Records about charts and figures

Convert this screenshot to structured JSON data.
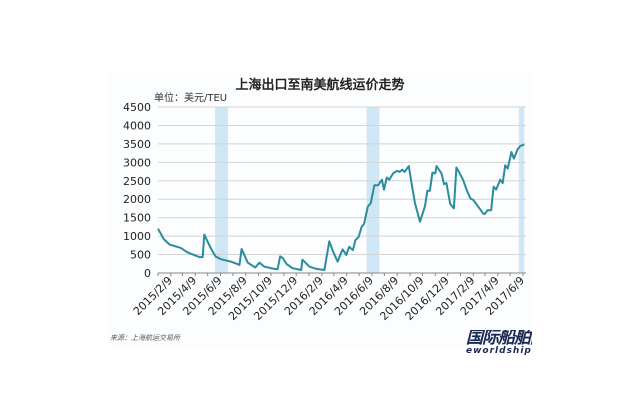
{
  "chart_data": {
    "type": "line",
    "title": "上海出口至南美航线运价走势",
    "ylabel": "单位：美元/TEU",
    "xlabel": "",
    "source": "来源：上海航运交易所",
    "ylim": [
      0,
      4500
    ],
    "yticks": [
      0,
      500,
      1000,
      1500,
      2000,
      2500,
      3000,
      3500,
      4000,
      4500
    ],
    "xlim": [
      "2015-01-09",
      "2017-06-12"
    ],
    "xticks": [
      "2015/2/9",
      "2015/4/9",
      "2015/6/9",
      "2015/8/9",
      "2015/10/9",
      "2015/12/9",
      "2016/2/9",
      "2016/4/9",
      "2016/6/9",
      "2016/8/9",
      "2016/10/9",
      "2016/12/9",
      "2017/2/9",
      "2017/4/9",
      "2017/6/9"
    ],
    "grid": "horizontal",
    "line_color": "#2a8c9c",
    "band_color": "#cfe6f4",
    "shaded_periods": [
      [
        "2015-05-27",
        "2015-06-27"
      ],
      [
        "2016-05-27",
        "2016-06-27"
      ],
      [
        "2017-05-30",
        "2017-06-12"
      ]
    ],
    "series": [
      {
        "points": [
          [
            "2015-01-09",
            1200
          ],
          [
            "2015-01-23",
            920
          ],
          [
            "2015-02-06",
            770
          ],
          [
            "2015-03-05",
            680
          ],
          [
            "2015-03-21",
            560
          ],
          [
            "2015-04-19",
            430
          ],
          [
            "2015-04-27",
            430
          ],
          [
            "2015-05-01",
            1040
          ],
          [
            "2015-05-16",
            680
          ],
          [
            "2015-05-28",
            450
          ],
          [
            "2015-06-10",
            375
          ],
          [
            "2015-07-04",
            310
          ],
          [
            "2015-07-20",
            240
          ],
          [
            "2015-07-25",
            220
          ],
          [
            "2015-07-30",
            650
          ],
          [
            "2015-08-14",
            280
          ],
          [
            "2015-09-01",
            150
          ],
          [
            "2015-09-11",
            280
          ],
          [
            "2015-09-23",
            170
          ],
          [
            "2015-10-17",
            110
          ],
          [
            "2015-10-25",
            100
          ],
          [
            "2015-10-31",
            450
          ],
          [
            "2015-11-07",
            400
          ],
          [
            "2015-11-15",
            250
          ],
          [
            "2015-11-30",
            130
          ],
          [
            "2015-12-21",
            80
          ],
          [
            "2015-12-24",
            360
          ],
          [
            "2016-01-10",
            170
          ],
          [
            "2016-01-27",
            110
          ],
          [
            "2016-02-15",
            80
          ],
          [
            "2016-02-27",
            860
          ],
          [
            "2016-03-07",
            580
          ],
          [
            "2016-03-18",
            310
          ],
          [
            "2016-03-30",
            640
          ],
          [
            "2016-04-08",
            490
          ],
          [
            "2016-04-15",
            710
          ],
          [
            "2016-04-24",
            620
          ],
          [
            "2016-04-30",
            890
          ],
          [
            "2016-05-08",
            980
          ],
          [
            "2016-05-15",
            1250
          ],
          [
            "2016-05-21",
            1330
          ],
          [
            "2016-05-30",
            1800
          ],
          [
            "2016-06-06",
            1890
          ],
          [
            "2016-06-15",
            2380
          ],
          [
            "2016-06-24",
            2380
          ],
          [
            "2016-07-03",
            2530
          ],
          [
            "2016-07-08",
            2260
          ],
          [
            "2016-07-15",
            2590
          ],
          [
            "2016-07-21",
            2530
          ],
          [
            "2016-07-30",
            2700
          ],
          [
            "2016-08-09",
            2770
          ],
          [
            "2016-08-15",
            2740
          ],
          [
            "2016-08-21",
            2800
          ],
          [
            "2016-08-27",
            2740
          ],
          [
            "2016-09-06",
            2900
          ],
          [
            "2016-09-12",
            2470
          ],
          [
            "2016-09-21",
            1890
          ],
          [
            "2016-10-03",
            1390
          ],
          [
            "2016-10-15",
            1800
          ],
          [
            "2016-10-21",
            2230
          ],
          [
            "2016-10-27",
            2230
          ],
          [
            "2016-11-02",
            2720
          ],
          [
            "2016-11-09",
            2700
          ],
          [
            "2016-11-12",
            2900
          ],
          [
            "2016-11-24",
            2700
          ],
          [
            "2016-11-30",
            2410
          ],
          [
            "2016-12-06",
            2440
          ],
          [
            "2016-12-15",
            1870
          ],
          [
            "2016-12-24",
            1750
          ],
          [
            "2016-12-30",
            2860
          ],
          [
            "2017-01-06",
            2720
          ],
          [
            "2017-01-15",
            2530
          ],
          [
            "2017-01-24",
            2250
          ],
          [
            "2017-02-02",
            2020
          ],
          [
            "2017-02-09",
            1980
          ],
          [
            "2017-02-15",
            1890
          ],
          [
            "2017-02-24",
            1750
          ],
          [
            "2017-03-05",
            1610
          ],
          [
            "2017-03-09",
            1600
          ],
          [
            "2017-03-15",
            1700
          ],
          [
            "2017-03-24",
            1700
          ],
          [
            "2017-03-30",
            2340
          ],
          [
            "2017-04-05",
            2260
          ],
          [
            "2017-04-15",
            2530
          ],
          [
            "2017-04-21",
            2440
          ],
          [
            "2017-04-27",
            2920
          ],
          [
            "2017-05-03",
            2830
          ],
          [
            "2017-05-12",
            3280
          ],
          [
            "2017-05-18",
            3100
          ],
          [
            "2017-05-27",
            3350
          ],
          [
            "2017-06-02",
            3440
          ],
          [
            "2017-06-12",
            3480
          ]
        ]
      }
    ]
  },
  "logo": {
    "cn": "国际船舶网",
    "en": "eworldship"
  }
}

### TASK STATEMENT
Return each line of the data, keeping its wording exact and omitting pictures.

### RESPONSE TO THE TASK
Convert this screenshot to structured JSON data.
{
  "chart_data": {
    "type": "line",
    "title": "上海出口至南美航线运价走势",
    "ylabel": "单位：美元/TEU",
    "xlabel": "",
    "source": "来源：上海航运交易所",
    "ylim": [
      0,
      4500
    ],
    "yticks": [
      0,
      500,
      1000,
      1500,
      2000,
      2500,
      3000,
      3500,
      4000,
      4500
    ],
    "xlim": [
      "2015-01-09",
      "2017-06-12"
    ],
    "xticks": [
      "2015/2/9",
      "2015/4/9",
      "2015/6/9",
      "2015/8/9",
      "2015/10/9",
      "2015/12/9",
      "2016/2/9",
      "2016/4/9",
      "2016/6/9",
      "2016/8/9",
      "2016/10/9",
      "2016/12/9",
      "2017/2/9",
      "2017/4/9",
      "2017/6/9"
    ],
    "grid": "horizontal",
    "line_color": "#2a8c9c",
    "band_color": "#cfe6f4",
    "shaded_periods": [
      [
        "2015-05-27",
        "2015-06-27"
      ],
      [
        "2016-05-27",
        "2016-06-27"
      ],
      [
        "2017-05-30",
        "2017-06-12"
      ]
    ],
    "series": [
      {
        "points": [
          [
            "2015-01-09",
            1200
          ],
          [
            "2015-01-23",
            920
          ],
          [
            "2015-02-06",
            770
          ],
          [
            "2015-03-05",
            680
          ],
          [
            "2015-03-21",
            560
          ],
          [
            "2015-04-19",
            430
          ],
          [
            "2015-04-27",
            430
          ],
          [
            "2015-05-01",
            1040
          ],
          [
            "2015-05-16",
            680
          ],
          [
            "2015-05-28",
            450
          ],
          [
            "2015-06-10",
            375
          ],
          [
            "2015-07-04",
            310
          ],
          [
            "2015-07-20",
            240
          ],
          [
            "2015-07-25",
            220
          ],
          [
            "2015-07-30",
            650
          ],
          [
            "2015-08-14",
            280
          ],
          [
            "2015-09-01",
            150
          ],
          [
            "2015-09-11",
            280
          ],
          [
            "2015-09-23",
            170
          ],
          [
            "2015-10-17",
            110
          ],
          [
            "2015-10-25",
            100
          ],
          [
            "2015-10-31",
            450
          ],
          [
            "2015-11-07",
            400
          ],
          [
            "2015-11-15",
            250
          ],
          [
            "2015-11-30",
            130
          ],
          [
            "2015-12-21",
            80
          ],
          [
            "2015-12-24",
            360
          ],
          [
            "2016-01-10",
            170
          ],
          [
            "2016-01-27",
            110
          ],
          [
            "2016-02-15",
            80
          ],
          [
            "2016-02-27",
            860
          ],
          [
            "2016-03-07",
            580
          ],
          [
            "2016-03-18",
            310
          ],
          [
            "2016-03-30",
            640
          ],
          [
            "2016-04-08",
            490
          ],
          [
            "2016-04-15",
            710
          ],
          [
            "2016-04-24",
            620
          ],
          [
            "2016-04-30",
            890
          ],
          [
            "2016-05-08",
            980
          ],
          [
            "2016-05-15",
            1250
          ],
          [
            "2016-05-21",
            1330
          ],
          [
            "2016-05-30",
            1800
          ],
          [
            "2016-06-06",
            1890
          ],
          [
            "2016-06-15",
            2380
          ],
          [
            "2016-06-24",
            2380
          ],
          [
            "2016-07-03",
            2530
          ],
          [
            "2016-07-08",
            2260
          ],
          [
            "2016-07-15",
            2590
          ],
          [
            "2016-07-21",
            2530
          ],
          [
            "2016-07-30",
            2700
          ],
          [
            "2016-08-09",
            2770
          ],
          [
            "2016-08-15",
            2740
          ],
          [
            "2016-08-21",
            2800
          ],
          [
            "2016-08-27",
            2740
          ],
          [
            "2016-09-06",
            2900
          ],
          [
            "2016-09-12",
            2470
          ],
          [
            "2016-09-21",
            1890
          ],
          [
            "2016-10-03",
            1390
          ],
          [
            "2016-10-15",
            1800
          ],
          [
            "2016-10-21",
            2230
          ],
          [
            "2016-10-27",
            2230
          ],
          [
            "2016-11-02",
            2720
          ],
          [
            "2016-11-09",
            2700
          ],
          [
            "2016-11-12",
            2900
          ],
          [
            "2016-11-24",
            2700
          ],
          [
            "2016-11-30",
            2410
          ],
          [
            "2016-12-06",
            2440
          ],
          [
            "2016-12-15",
            1870
          ],
          [
            "2016-12-24",
            1750
          ],
          [
            "2016-12-30",
            2860
          ],
          [
            "2017-01-06",
            2720
          ],
          [
            "2017-01-15",
            2530
          ],
          [
            "2017-01-24",
            2250
          ],
          [
            "2017-02-02",
            2020
          ],
          [
            "2017-02-09",
            1980
          ],
          [
            "2017-02-15",
            1890
          ],
          [
            "2017-02-24",
            1750
          ],
          [
            "2017-03-05",
            1610
          ],
          [
            "2017-03-09",
            1600
          ],
          [
            "2017-03-15",
            1700
          ],
          [
            "2017-03-24",
            1700
          ],
          [
            "2017-03-30",
            2340
          ],
          [
            "2017-04-05",
            2260
          ],
          [
            "2017-04-15",
            2530
          ],
          [
            "2017-04-21",
            2440
          ],
          [
            "2017-04-27",
            2920
          ],
          [
            "2017-05-03",
            2830
          ],
          [
            "2017-05-12",
            3280
          ],
          [
            "2017-05-18",
            3100
          ],
          [
            "2017-05-27",
            3350
          ],
          [
            "2017-06-02",
            3440
          ],
          [
            "2017-06-12",
            3480
          ]
        ]
      }
    ]
  },
  "logo": {
    "cn": "国际船舶网",
    "en": "eworldship"
  }
}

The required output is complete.